Aim of the task
Identify and reproduce every line holding the string "jste".

[Saved entries]
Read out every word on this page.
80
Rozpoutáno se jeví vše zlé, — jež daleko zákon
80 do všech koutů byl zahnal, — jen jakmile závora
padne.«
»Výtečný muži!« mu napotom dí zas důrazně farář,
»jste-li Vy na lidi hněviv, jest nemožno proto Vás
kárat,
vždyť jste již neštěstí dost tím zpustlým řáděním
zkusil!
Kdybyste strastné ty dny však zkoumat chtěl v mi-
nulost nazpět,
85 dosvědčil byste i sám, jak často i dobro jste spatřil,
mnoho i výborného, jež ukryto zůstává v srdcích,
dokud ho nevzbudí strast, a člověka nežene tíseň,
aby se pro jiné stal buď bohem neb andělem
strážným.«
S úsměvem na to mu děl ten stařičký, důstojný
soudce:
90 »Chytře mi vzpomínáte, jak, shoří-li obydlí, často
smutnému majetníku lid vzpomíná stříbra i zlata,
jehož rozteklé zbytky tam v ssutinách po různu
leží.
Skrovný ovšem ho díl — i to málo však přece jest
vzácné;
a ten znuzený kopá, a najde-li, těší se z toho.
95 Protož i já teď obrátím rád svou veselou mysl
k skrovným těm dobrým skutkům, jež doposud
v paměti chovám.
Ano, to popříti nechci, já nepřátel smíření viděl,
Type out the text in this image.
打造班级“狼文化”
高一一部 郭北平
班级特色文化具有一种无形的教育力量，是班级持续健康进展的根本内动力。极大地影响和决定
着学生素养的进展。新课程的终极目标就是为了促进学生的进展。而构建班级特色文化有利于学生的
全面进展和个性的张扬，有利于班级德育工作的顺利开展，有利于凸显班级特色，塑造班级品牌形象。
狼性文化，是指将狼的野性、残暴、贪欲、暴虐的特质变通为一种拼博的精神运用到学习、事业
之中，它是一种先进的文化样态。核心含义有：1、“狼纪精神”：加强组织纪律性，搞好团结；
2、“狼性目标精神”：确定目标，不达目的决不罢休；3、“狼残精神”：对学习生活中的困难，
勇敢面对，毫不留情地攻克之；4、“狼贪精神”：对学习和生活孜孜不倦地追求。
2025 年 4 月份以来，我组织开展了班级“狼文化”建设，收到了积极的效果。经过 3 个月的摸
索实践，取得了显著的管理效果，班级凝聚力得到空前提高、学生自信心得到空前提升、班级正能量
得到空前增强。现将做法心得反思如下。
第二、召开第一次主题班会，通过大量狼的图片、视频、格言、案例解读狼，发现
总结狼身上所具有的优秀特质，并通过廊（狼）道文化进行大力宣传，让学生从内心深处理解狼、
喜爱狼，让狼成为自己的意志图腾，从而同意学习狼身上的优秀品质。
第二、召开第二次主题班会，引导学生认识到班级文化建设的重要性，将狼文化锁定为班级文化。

Answer below
»jste-li Vy na lidi hněviv, jest nemožno proto Vás
vždyť jste již neštěstí dost tím zpustlým řáděním
85 dosvědčil byste i sám, jak často i dobro jste spatřil,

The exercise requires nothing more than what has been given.